# START OF Material supplied

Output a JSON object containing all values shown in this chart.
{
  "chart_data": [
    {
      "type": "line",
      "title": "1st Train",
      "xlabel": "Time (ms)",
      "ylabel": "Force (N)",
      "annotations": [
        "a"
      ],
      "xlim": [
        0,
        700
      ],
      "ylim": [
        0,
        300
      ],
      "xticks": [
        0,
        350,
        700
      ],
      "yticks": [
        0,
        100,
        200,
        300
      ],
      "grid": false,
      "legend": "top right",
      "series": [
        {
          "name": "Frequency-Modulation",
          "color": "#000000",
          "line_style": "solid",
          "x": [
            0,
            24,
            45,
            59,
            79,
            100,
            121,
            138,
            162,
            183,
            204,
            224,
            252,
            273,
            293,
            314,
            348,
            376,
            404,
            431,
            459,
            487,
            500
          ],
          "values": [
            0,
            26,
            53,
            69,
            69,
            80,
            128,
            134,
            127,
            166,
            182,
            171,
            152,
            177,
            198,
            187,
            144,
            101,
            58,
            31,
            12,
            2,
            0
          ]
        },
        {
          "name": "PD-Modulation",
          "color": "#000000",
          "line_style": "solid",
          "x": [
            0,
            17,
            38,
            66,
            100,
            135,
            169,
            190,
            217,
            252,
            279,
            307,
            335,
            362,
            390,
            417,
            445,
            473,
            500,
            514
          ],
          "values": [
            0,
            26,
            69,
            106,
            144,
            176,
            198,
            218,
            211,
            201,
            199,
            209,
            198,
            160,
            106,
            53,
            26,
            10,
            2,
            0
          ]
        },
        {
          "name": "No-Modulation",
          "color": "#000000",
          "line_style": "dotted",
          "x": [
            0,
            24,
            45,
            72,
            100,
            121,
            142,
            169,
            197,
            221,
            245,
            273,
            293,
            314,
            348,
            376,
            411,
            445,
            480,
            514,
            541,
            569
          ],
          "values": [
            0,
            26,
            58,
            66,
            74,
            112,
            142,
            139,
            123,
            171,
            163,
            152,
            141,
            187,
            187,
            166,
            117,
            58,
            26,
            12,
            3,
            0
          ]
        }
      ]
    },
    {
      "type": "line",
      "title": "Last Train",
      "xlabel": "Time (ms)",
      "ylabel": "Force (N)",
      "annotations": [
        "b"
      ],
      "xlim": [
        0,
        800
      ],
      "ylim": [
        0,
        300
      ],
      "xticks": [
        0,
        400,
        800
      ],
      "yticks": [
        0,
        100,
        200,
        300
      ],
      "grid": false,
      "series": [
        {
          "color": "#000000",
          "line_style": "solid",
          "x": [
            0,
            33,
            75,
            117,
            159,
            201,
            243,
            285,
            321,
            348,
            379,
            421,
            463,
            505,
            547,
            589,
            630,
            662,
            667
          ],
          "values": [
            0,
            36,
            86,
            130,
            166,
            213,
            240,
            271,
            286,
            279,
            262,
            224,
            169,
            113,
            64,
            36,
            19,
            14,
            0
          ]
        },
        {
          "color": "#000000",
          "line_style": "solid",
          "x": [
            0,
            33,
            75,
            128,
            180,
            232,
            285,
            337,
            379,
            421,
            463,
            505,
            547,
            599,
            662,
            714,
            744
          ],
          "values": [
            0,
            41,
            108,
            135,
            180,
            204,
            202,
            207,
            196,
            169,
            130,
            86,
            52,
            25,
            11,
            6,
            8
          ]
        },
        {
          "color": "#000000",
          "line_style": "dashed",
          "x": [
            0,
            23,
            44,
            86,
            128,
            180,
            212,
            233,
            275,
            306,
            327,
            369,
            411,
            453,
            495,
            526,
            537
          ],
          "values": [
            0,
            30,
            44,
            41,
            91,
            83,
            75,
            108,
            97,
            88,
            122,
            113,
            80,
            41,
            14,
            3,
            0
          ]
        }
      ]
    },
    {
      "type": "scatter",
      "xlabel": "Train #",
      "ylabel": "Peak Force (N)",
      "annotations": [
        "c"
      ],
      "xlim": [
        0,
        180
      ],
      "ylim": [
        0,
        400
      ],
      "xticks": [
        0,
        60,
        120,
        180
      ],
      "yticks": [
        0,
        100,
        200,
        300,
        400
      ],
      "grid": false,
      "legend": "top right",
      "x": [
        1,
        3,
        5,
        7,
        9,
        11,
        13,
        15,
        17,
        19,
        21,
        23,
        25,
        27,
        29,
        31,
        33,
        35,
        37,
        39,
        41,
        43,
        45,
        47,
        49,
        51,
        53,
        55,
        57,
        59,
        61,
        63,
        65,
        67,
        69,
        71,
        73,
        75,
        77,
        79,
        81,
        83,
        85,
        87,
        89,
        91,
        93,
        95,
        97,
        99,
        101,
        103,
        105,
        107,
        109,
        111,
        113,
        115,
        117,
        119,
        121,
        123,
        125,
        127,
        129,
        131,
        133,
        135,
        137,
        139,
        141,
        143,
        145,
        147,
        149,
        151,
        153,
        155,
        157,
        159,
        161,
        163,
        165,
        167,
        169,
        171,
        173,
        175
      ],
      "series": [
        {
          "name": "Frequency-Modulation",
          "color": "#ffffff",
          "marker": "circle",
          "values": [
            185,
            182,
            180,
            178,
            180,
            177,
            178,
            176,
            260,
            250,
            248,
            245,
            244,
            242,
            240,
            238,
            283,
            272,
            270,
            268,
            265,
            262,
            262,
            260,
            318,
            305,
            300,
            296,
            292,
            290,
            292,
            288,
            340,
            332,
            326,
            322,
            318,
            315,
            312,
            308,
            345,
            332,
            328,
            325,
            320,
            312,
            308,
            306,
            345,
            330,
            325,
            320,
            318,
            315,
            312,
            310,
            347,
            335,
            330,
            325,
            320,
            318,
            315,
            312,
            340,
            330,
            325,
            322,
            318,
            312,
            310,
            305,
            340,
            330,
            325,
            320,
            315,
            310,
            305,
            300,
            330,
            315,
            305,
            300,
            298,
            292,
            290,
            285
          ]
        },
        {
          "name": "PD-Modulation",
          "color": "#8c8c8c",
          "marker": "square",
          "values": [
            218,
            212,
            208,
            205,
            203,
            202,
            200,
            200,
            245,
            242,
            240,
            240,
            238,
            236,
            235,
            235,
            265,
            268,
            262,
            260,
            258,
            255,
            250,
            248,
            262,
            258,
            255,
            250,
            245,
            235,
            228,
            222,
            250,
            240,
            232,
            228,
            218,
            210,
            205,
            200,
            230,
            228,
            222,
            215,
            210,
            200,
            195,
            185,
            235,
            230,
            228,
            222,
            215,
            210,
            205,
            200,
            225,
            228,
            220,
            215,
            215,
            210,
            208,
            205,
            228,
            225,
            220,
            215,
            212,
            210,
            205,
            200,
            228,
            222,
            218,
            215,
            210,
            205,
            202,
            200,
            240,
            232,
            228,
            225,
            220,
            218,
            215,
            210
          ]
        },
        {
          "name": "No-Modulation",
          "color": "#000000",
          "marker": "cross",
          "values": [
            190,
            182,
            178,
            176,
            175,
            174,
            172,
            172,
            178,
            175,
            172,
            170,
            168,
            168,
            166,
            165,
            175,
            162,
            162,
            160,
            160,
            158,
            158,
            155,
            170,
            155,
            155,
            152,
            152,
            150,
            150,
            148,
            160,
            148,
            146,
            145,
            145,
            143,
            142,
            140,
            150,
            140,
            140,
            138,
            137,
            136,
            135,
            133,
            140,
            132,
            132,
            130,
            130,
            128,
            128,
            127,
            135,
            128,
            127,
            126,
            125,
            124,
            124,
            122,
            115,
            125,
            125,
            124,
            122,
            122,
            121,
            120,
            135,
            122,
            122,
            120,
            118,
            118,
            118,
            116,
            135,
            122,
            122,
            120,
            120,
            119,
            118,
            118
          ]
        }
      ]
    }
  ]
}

# END OF Material supplied

Task directions => Repeat the records above in full, character for character.

Answer to this exercise =>
Output a JSON object containing all values shown in this chart.
{
  "chart_data": [
    {
      "type": "line",
      "title": "1st Train",
      "xlabel": "Time (ms)",
      "ylabel": "Force (N)",
      "annotations": [
        "a"
      ],
      "xlim": [
        0,
        700
      ],
      "ylim": [
        0,
        300
      ],
      "xticks": [
        0,
        350,
        700
      ],
      "yticks": [
        0,
        100,
        200,
        300
      ],
      "grid": false,
      "legend": "top right",
      "series": [
        {
          "name": "Frequency-Modulation",
          "color": "#000000",
          "line_style": "solid",
          "x": [
            0,
            24,
            45,
            59,
            79,
            100,
            121,
            138,
            162,
            183,
            204,
            224,
            252,
            273,
            293,
            314,
            348,
            376,
            404,
            431,
            459,
            487,
            500
          ],
          "values": [
            0,
            26,
            53,
            69,
            69,
            80,
            128,
            134,
            127,
            166,
            182,
            171,
            152,
            177,
            198,
            187,
            144,
            101,
            58,
            31,
            12,
            2,
            0
          ]
        },
        {
          "name": "PD-Modulation",
          "color": "#000000",
          "line_style": "solid",
          "x": [
            0,
            17,
            38,
            66,
            100,
            135,
            169,
            190,
            217,
            252,
            279,
            307,
            335,
            362,
            390,
            417,
            445,
            473,
            500,
            514
          ],
          "values": [
            0,
            26,
            69,
            106,
            144,
            176,
            198,
            218,
            211,
            201,
            199,
            209,
            198,
            160,
            106,
            53,
            26,
            10,
            2,
            0
          ]
        },
        {
          "name": "No-Modulation",
          "color": "#000000",
          "line_style": "dotted",
          "x": [
            0,
            24,
            45,
            72,
            100,
            121,
            142,
            169,
            197,
            221,
            245,
            273,
            293,
            314,
            348,
            376,
            411,
            445,
            480,
            514,
            541,
            569
          ],
          "values": [
            0,
            26,
            58,
            66,
            74,
            112,
            142,
            139,
            123,
            171,
            163,
            152,
            141,
            187,
            187,
            166,
            117,
            58,
            26,
            12,
            3,
            0
          ]
        }
      ]
    },
    {
      "type": "line",
      "title": "Last Train",
      "xlabel": "Time (ms)",
      "ylabel": "Force (N)",
      "annotations": [
        "b"
      ],
      "xlim": [
        0,
        800
      ],
      "ylim": [
        0,
        300
      ],
      "xticks": [
        0,
        400,
        800
      ],
      "yticks": [
        0,
        100,
        200,
        300
      ],
      "grid": false,
      "series": [
        {
          "color": "#000000",
          "line_style": "solid",
          "x": [
            0,
            33,
            75,
            117,
            159,
            201,
            243,
            285,
            321,
            348,
            379,
            421,
            463,
            505,
            547,
            589,
            630,
            662,
            667
          ],
          "values": [
            0,
            36,
            86,
            130,
            166,
            213,
            240,
            271,
            286,
            279,
            262,
            224,
            169,
            113,
            64,
            36,
            19,
            14,
            0
          ]
        },
        {
          "color": "#000000",
          "line_style": "solid",
          "x": [
            0,
            33,
            75,
            128,
            180,
            232,
            285,
            337,
            379,
            421,
            463,
            505,
            547,
            599,
            662,
            714,
            744
          ],
          "values": [
            0,
            41,
            108,
            135,
            180,
            204,
            202,
            207,
            196,
            169,
            130,
            86,
            52,
            25,
            11,
            6,
            8
          ]
        },
        {
          "color": "#000000",
          "line_style": "dashed",
          "x": [
            0,
            23,
            44,
            86,
            128,
            180,
            212,
            233,
            275,
            306,
            327,
            369,
            411,
            453,
            495,
            526,
            537
          ],
          "values": [
            0,
            30,
            44,
            41,
            91,
            83,
            75,
            108,
            97,
            88,
            122,
            113,
            80,
            41,
            14,
            3,
            0
          ]
        }
      ]
    },
    {
      "type": "scatter",
      "xlabel": "Train #",
      "ylabel": "Peak Force (N)",
      "annotations": [
        "c"
      ],
      "xlim": [
        0,
        180
      ],
      "ylim": [
        0,
        400
      ],
      "xticks": [
        0,
        60,
        120,
        180
      ],
      "yticks": [
        0,
        100,
        200,
        300,
        400
      ],
      "grid": false,
      "legend": "top right",
      "x": [
        1,
        3,
        5,
        7,
        9,
        11,
        13,
        15,
        17,
        19,
        21,
        23,
        25,
        27,
        29,
        31,
        33,
        35,
        37,
        39,
        41,
        43,
        45,
        47,
        49,
        51,
        53,
        55,
        57,
        59,
        61,
        63,
        65,
        67,
        69,
        71,
        73,
        75,
        77,
        79,
        81,
        83,
        85,
        87,
        89,
        91,
        93,
        95,
        97,
        99,
        101,
        103,
        105,
        107,
        109,
        111,
        113,
        115,
        117,
        119,
        121,
        123,
        125,
        127,
        129,
        131,
        133,
        135,
        137,
        139,
        141,
        143,
        145,
        147,
        149,
        151,
        153,
        155,
        157,
        159,
        161,
        163,
        165,
        167,
        169,
        171,
        173,
        175
      ],
      "series": [
        {
          "name": "Frequency-Modulation",
          "color": "#ffffff",
          "marker": "circle",
          "values": [
            185,
            182,
            180,
            178,
            180,
            177,
            178,
            176,
            260,
            250,
            248,
            245,
            244,
            242,
            240,
            238,
            283,
            272,
            270,
            268,
            265,
            262,
            262,
            260,
            318,
            305,
            300,
            296,
            292,
            290,
            292,
            288,
            340,
            332,
            326,
            322,
            318,
            315,
            312,
            308,
            345,
            332,
            328,
            325,
            320,
            312,
            308,
            306,
            345,
            330,
            325,
            320,
            318,
            315,
            312,
            310,
            347,
            335,
            330,
            325,
            320,
            318,
            315,
            312,
            340,
            330,
            325,
            322,
            318,
            312,
            310,
            305,
            340,
            330,
            325,
            320,
            315,
            310,
            305,
            300,
            330,
            315,
            305,
            300,
            298,
            292,
            290,
            285
          ]
        },
        {
          "name": "PD-Modulation",
          "color": "#8c8c8c",
          "marker": "square",
          "values": [
            218,
            212,
            208,
            205,
            203,
            202,
            200,
            200,
            245,
            242,
            240,
            240,
            238,
            236,
            235,
            235,
            265,
            268,
            262,
            260,
            258,
            255,
            250,
            248,
            262,
            258,
            255,
            250,
            245,
            235,
            228,
            222,
            250,
            240,
            232,
            228,
            218,
            210,
            205,
            200,
            230,
            228,
            222,
            215,
            210,
            200,
            195,
            185,
            235,
            230,
            228,
            222,
            215,
            210,
            205,
            200,
            225,
            228,
            220,
            215,
            215,
            210,
            208,
            205,
            228,
            225,
            220,
            215,
            212,
            210,
            205,
            200,
            228,
            222,
            218,
            215,
            210,
            205,
            202,
            200,
            240,
            232,
            228,
            225,
            220,
            218,
            215,
            210
          ]
        },
        {
          "name": "No-Modulation",
          "color": "#000000",
          "marker": "cross",
          "values": [
            190,
            182,
            178,
            176,
            175,
            174,
            172,
            172,
            178,
            175,
            172,
            170,
            168,
            168,
            166,
            165,
            175,
            162,
            162,
            160,
            160,
            158,
            158,
            155,
            170,
            155,
            155,
            152,
            152,
            150,
            150,
            148,
            160,
            148,
            146,
            145,
            145,
            143,
            142,
            140,
            150,
            140,
            140,
            138,
            137,
            136,
            135,
            133,
            140,
            132,
            132,
            130,
            130,
            128,
            128,
            127,
            135,
            128,
            127,
            126,
            125,
            124,
            124,
            122,
            115,
            125,
            125,
            124,
            122,
            122,
            121,
            120,
            135,
            122,
            122,
            120,
            118,
            118,
            118,
            116,
            135,
            122,
            122,
            120,
            120,
            119,
            118,
            118
          ]
        }
      ]
    }
  ]
}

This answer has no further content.